____ Excerpted records

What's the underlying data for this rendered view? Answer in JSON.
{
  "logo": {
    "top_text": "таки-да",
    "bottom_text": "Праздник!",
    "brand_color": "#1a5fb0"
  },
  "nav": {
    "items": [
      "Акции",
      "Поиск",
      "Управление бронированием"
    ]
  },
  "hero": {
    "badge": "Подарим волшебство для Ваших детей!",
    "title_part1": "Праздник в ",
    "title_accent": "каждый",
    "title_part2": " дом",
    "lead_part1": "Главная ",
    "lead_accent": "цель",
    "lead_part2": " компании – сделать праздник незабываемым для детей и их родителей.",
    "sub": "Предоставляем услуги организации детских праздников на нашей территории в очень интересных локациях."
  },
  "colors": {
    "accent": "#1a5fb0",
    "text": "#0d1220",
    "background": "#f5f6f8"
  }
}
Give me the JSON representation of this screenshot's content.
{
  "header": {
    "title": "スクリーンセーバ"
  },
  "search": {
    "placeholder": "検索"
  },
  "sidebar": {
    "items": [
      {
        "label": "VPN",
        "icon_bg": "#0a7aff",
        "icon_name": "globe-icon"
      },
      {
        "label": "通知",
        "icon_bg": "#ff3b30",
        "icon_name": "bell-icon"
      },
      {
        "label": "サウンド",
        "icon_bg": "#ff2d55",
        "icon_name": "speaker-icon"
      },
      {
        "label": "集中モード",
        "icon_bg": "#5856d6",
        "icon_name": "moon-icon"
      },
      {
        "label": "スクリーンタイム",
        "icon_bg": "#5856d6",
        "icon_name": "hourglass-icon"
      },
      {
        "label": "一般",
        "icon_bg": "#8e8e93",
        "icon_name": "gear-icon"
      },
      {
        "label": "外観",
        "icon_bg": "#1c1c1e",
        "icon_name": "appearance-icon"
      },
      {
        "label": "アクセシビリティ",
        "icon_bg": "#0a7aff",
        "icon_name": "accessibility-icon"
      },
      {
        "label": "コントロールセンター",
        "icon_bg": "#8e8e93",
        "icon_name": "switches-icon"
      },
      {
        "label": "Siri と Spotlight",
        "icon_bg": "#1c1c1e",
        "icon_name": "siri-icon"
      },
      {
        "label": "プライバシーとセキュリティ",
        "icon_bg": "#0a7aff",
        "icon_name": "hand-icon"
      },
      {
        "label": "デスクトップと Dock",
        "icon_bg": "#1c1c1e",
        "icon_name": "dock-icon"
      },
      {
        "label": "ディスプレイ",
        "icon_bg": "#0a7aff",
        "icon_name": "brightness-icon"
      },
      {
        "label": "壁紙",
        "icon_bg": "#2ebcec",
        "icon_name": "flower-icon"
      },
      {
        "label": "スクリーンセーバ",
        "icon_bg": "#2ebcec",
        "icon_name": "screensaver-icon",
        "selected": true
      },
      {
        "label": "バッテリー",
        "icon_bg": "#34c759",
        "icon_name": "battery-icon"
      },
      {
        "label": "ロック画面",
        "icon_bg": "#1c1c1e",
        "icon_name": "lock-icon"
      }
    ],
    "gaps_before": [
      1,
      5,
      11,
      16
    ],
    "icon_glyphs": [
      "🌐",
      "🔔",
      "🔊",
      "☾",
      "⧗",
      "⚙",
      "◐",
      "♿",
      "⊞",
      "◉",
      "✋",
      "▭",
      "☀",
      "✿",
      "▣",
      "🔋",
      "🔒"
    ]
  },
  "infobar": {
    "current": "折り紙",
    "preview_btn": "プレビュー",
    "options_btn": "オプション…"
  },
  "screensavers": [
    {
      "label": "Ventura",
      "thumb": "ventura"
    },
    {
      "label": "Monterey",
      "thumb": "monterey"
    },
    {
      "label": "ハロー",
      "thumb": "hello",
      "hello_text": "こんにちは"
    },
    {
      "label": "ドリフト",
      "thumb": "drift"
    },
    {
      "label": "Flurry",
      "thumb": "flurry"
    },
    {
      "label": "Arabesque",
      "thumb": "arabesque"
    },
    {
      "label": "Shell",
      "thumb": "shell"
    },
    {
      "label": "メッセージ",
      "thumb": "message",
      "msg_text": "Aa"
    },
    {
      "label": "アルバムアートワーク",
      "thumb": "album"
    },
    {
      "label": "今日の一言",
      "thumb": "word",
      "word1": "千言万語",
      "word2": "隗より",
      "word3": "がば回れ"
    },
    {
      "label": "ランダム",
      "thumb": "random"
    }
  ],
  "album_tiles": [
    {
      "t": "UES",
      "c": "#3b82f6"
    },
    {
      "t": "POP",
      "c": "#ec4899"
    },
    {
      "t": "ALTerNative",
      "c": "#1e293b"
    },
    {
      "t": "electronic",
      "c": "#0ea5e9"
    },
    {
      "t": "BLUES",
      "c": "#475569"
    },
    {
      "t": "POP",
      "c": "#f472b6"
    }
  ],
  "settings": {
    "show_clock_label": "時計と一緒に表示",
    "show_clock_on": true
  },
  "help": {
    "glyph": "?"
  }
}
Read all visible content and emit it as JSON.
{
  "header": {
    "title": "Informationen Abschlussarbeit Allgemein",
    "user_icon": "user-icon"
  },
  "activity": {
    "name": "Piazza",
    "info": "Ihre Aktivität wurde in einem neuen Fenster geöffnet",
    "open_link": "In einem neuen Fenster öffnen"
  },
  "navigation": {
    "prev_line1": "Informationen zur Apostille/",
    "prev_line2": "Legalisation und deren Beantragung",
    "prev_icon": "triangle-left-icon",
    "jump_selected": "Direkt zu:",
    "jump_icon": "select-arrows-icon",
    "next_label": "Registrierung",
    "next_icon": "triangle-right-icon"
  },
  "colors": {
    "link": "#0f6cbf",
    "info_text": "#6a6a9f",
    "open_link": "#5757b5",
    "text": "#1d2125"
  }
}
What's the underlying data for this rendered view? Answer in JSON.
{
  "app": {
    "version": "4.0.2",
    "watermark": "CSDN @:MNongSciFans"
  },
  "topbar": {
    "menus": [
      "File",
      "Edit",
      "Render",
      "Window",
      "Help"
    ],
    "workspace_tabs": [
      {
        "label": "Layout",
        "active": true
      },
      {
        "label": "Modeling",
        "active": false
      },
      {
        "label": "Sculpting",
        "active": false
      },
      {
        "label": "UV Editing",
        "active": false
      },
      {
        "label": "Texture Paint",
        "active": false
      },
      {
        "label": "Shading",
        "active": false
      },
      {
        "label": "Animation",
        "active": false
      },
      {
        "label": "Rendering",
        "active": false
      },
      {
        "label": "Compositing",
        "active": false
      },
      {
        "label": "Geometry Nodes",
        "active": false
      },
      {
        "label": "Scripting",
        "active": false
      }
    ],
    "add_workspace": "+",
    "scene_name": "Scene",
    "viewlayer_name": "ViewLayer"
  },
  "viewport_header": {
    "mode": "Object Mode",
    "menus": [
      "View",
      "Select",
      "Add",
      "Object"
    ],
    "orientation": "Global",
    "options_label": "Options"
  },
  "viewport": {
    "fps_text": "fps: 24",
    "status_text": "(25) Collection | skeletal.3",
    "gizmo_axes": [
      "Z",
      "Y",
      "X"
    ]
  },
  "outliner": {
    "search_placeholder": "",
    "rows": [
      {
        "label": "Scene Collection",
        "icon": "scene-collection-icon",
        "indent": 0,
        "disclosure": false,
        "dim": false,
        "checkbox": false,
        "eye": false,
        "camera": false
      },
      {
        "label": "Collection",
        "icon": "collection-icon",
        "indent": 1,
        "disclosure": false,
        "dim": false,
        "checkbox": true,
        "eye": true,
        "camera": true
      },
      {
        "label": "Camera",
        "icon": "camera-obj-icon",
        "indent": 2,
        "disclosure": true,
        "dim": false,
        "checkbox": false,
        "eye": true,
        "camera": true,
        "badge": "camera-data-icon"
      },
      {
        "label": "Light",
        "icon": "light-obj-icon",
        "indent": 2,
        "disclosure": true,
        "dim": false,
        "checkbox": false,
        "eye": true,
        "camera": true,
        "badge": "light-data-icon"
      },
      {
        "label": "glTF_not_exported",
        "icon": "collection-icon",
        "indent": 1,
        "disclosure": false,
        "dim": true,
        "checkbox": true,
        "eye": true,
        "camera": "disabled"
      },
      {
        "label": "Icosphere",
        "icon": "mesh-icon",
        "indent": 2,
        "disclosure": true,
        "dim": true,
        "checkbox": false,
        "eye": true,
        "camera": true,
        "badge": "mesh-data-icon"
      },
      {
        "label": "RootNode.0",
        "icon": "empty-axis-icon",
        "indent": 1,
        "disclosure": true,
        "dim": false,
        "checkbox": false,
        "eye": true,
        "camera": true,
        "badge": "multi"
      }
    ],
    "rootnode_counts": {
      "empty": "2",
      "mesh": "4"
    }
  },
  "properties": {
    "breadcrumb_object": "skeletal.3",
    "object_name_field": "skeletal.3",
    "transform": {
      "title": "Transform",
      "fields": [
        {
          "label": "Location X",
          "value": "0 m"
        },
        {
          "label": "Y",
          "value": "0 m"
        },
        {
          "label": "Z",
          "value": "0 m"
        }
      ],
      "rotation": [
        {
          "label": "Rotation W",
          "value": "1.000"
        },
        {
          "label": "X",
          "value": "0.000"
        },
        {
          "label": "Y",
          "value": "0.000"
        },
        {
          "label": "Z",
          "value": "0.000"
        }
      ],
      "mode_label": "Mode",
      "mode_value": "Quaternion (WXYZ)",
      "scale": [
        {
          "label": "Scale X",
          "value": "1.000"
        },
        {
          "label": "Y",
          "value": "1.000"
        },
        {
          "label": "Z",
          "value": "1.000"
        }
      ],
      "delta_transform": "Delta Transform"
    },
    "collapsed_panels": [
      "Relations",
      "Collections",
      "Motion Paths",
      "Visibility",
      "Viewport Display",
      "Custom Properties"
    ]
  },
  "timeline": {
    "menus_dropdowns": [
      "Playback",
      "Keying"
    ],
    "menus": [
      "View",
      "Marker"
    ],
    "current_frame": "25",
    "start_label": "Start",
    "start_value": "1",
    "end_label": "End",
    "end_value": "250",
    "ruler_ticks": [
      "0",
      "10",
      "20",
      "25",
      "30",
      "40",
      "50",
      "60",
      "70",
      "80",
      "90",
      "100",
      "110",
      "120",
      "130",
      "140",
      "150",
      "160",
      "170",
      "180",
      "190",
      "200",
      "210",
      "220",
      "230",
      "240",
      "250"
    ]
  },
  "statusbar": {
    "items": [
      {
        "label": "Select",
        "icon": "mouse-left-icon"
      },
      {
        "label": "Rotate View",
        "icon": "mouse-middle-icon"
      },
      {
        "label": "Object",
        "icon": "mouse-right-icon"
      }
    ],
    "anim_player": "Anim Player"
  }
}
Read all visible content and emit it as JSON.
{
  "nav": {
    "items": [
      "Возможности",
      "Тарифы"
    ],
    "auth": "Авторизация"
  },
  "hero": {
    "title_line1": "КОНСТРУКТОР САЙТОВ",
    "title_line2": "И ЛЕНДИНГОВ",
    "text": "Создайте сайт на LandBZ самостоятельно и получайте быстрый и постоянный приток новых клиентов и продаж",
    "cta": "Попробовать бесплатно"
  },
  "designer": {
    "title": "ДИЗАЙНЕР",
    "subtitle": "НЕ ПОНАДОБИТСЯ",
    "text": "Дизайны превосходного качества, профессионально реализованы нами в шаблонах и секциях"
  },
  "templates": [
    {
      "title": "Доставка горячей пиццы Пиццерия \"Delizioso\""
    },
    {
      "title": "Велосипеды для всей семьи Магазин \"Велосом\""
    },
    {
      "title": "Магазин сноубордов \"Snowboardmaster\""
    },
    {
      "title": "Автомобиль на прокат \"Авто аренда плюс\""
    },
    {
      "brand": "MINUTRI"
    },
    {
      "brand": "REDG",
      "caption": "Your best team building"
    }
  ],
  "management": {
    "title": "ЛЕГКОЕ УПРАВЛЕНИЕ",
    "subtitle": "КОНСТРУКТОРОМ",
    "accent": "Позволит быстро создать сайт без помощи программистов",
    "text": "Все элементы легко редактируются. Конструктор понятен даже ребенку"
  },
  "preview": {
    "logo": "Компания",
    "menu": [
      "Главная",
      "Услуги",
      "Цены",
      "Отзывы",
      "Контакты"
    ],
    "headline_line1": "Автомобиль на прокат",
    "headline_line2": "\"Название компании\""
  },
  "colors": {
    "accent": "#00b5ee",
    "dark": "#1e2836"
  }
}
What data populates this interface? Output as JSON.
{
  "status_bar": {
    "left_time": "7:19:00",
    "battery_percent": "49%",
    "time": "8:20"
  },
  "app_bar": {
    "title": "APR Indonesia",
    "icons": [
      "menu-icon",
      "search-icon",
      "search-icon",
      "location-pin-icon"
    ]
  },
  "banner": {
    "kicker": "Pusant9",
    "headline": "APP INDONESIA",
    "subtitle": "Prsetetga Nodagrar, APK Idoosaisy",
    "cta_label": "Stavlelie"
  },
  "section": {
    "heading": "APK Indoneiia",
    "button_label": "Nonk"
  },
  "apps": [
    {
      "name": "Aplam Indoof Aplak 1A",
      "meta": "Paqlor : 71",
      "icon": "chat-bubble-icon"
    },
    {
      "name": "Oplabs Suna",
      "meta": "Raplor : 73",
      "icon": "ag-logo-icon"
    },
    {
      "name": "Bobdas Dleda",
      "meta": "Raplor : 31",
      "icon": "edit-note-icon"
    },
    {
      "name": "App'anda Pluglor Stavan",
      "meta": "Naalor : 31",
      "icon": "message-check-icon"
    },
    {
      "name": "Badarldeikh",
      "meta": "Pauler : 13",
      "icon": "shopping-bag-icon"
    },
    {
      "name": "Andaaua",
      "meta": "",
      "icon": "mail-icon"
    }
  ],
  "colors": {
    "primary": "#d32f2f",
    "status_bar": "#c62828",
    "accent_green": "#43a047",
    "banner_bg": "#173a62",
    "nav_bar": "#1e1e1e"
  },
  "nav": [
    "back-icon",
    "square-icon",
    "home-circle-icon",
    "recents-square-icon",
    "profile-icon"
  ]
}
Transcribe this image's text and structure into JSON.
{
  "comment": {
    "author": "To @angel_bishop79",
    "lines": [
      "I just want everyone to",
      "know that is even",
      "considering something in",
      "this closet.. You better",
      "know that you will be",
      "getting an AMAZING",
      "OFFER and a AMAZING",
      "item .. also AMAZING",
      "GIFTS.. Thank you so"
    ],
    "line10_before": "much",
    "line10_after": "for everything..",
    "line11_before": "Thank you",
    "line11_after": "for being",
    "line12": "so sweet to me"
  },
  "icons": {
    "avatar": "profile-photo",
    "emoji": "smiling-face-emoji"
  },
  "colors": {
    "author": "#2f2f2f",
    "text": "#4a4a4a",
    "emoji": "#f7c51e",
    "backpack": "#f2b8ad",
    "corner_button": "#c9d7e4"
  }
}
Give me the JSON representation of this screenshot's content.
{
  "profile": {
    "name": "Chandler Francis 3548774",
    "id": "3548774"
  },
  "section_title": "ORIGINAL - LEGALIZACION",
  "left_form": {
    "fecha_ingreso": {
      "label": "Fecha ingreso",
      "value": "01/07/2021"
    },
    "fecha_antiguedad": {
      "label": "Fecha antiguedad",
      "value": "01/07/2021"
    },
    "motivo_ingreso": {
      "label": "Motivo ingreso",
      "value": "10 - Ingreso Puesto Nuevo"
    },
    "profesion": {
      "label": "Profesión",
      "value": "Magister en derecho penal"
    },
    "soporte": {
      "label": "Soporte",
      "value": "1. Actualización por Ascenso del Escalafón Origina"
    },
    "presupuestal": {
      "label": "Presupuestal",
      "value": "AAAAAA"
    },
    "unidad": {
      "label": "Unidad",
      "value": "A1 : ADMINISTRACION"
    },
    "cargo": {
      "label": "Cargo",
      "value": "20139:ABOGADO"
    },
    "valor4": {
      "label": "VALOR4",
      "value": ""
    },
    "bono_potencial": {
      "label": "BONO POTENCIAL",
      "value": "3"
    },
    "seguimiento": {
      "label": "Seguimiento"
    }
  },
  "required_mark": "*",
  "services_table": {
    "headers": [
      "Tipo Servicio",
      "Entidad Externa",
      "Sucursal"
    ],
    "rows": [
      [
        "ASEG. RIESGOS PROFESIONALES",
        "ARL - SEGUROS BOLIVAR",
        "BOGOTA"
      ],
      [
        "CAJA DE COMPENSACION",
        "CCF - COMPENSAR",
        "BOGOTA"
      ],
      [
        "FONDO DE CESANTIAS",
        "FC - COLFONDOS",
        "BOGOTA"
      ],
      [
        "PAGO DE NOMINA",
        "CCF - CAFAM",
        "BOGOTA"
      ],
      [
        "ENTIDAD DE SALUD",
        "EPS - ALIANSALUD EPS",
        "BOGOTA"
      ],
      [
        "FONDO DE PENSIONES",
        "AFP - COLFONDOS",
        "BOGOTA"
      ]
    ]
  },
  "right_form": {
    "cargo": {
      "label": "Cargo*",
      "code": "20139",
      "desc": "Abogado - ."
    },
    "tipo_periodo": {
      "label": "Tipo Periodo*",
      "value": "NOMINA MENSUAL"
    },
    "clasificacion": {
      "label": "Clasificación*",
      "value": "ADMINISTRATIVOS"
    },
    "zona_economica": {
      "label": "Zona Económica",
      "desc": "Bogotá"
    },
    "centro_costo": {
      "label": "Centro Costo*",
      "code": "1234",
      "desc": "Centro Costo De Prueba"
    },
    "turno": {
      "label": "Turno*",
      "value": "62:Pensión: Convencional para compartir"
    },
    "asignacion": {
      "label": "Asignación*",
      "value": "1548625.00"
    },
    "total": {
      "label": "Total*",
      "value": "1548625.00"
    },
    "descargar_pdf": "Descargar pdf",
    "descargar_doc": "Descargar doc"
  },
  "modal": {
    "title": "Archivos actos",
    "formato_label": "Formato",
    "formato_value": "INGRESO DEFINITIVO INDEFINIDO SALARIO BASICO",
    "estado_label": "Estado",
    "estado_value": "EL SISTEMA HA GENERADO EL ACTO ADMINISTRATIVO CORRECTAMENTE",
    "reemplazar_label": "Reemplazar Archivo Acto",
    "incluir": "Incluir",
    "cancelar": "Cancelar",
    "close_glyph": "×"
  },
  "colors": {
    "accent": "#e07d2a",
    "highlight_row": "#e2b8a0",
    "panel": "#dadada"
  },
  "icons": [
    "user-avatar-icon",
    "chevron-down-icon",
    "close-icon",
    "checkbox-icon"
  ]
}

________

▸ Task statement
Of the lines above, how many include the word "mouse"? Reply with the number alone.

▸ Solution for this task
3